LISTING ▸
┌────────
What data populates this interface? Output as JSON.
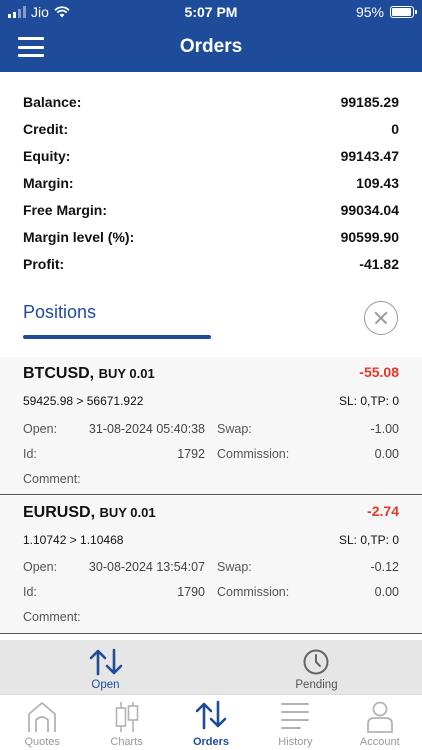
{
  "status_bar": {
    "carrier": "Jio",
    "time": "5:07 PM",
    "battery": "95%",
    "battery_level": 0.95
  },
  "nav": {
    "title": "Orders"
  },
  "summary": [
    {
      "label": "Balance:",
      "value": "99185.29"
    },
    {
      "label": "Credit:",
      "value": "0"
    },
    {
      "label": "Equity:",
      "value": "99143.47"
    },
    {
      "label": "Margin:",
      "value": "109.43"
    },
    {
      "label": "Free Margin:",
      "value": "99034.04"
    },
    {
      "label": "Margin level (%):",
      "value": "90599.90"
    },
    {
      "label": "Profit:",
      "value": "-41.82"
    }
  ],
  "positions": {
    "title": "Positions",
    "items": [
      {
        "symbol": "BTCUSD,",
        "side": "BUY 0.01",
        "pnl": "-55.08",
        "prices": "59425.98 > 56671.922",
        "sltp": "SL: 0,TP: 0",
        "open_label": "Open:",
        "open_value": "31-08-2024 05:40:38",
        "swap_label": "Swap:",
        "swap_value": "-1.00",
        "id_label": "Id:",
        "id_value": "1792",
        "commission_label": "Commission:",
        "commission_value": "0.00",
        "comment_label": "Comment:"
      },
      {
        "symbol": "EURUSD,",
        "side": "BUY 0.01",
        "pnl": "-2.74",
        "prices": "1.10742 > 1.10468",
        "sltp": "SL: 0,TP: 0",
        "open_label": "Open:",
        "open_value": "30-08-2024 13:54:07",
        "swap_label": "Swap:",
        "swap_value": "-0.12",
        "id_label": "Id:",
        "id_value": "1790",
        "commission_label": "Commission:",
        "commission_value": "0.00",
        "comment_label": "Comment:"
      }
    ]
  },
  "subtabs": {
    "open": "Open",
    "pending": "Pending"
  },
  "tabbar": {
    "quotes": "Quotes",
    "charts": "Charts",
    "orders": "Orders",
    "history": "History",
    "account": "Account"
  },
  "colors": {
    "brand": "#1f4c9a",
    "negative": "#e0392a",
    "inactive": "#999999"
  }
}
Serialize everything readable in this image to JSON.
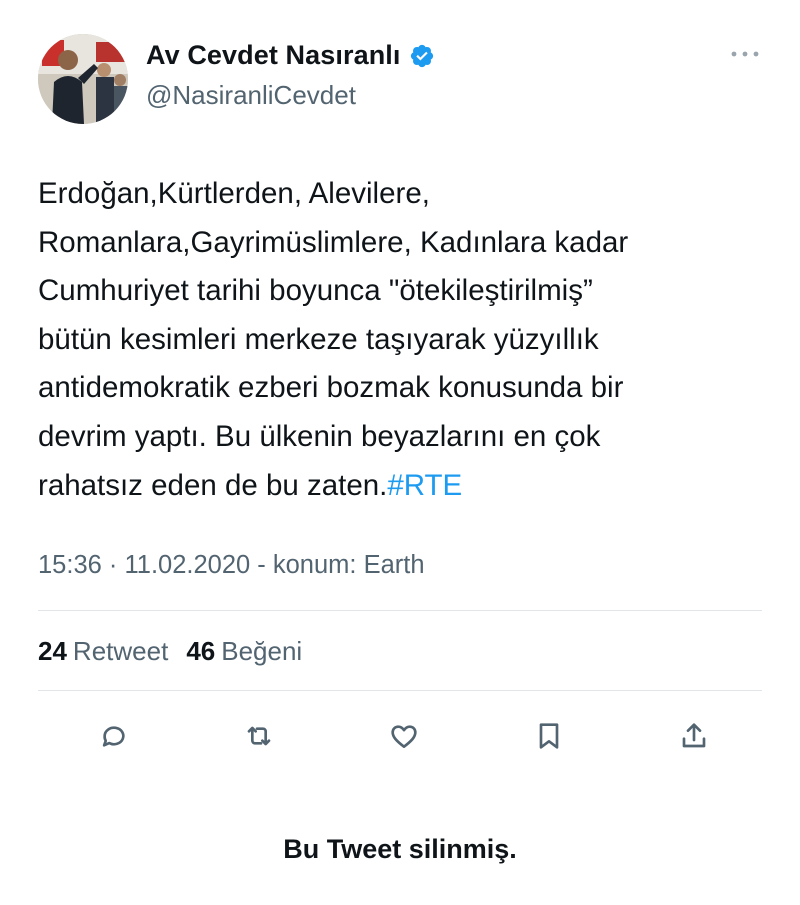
{
  "author": {
    "name": "Av Cevdet Nasıranlı",
    "handle": "@NasiranliCevdet",
    "avatar_icon": "profile-photo",
    "verified_icon": "verified-badge-icon",
    "verified_color": "#1d9bf0"
  },
  "more_icon": "more-dots-icon",
  "tweet": {
    "lines": [
      "Erdoğan,Kürtlerden, Alevilere,",
      "Romanlara,Gayrimüslimlere, Kadınlara kadar",
      "Cumhuriyet tarihi boyunca \"ötekileştirilmiş”",
      "bütün kesimleri merkeze taşıyarak yüzyıllık",
      "antidemokratik ezberi bozmak konusunda bir",
      "devrim yaptı. Bu ülkenin beyazlarını en çok",
      "rahatsız eden de bu zaten."
    ],
    "hashtag": "#RTE",
    "hashtag_color": "#1d9bf0"
  },
  "meta": {
    "timestamp": "15:36 · 11.02.2020 - konum: Earth"
  },
  "stats": {
    "retweet_count": "24",
    "retweet_label": "Retweet",
    "like_count": "46",
    "like_label": "Beğeni"
  },
  "actions": [
    {
      "icon": "reply-icon"
    },
    {
      "icon": "retweet-icon"
    },
    {
      "icon": "like-icon"
    },
    {
      "icon": "bookmark-icon"
    },
    {
      "icon": "share-icon"
    }
  ],
  "deleted_note": "Bu Tweet silinmiş.",
  "colors": {
    "text": "#0f1419",
    "secondary": "#536471",
    "divider": "#e3e6e9"
  }
}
└────────
SET TASK ▸
Pick every line with "this" in it and copy it.

COMPLETED TASK ▸
What data populates this interface? Output as JSON.
Serialize everything readable in this image to JSON.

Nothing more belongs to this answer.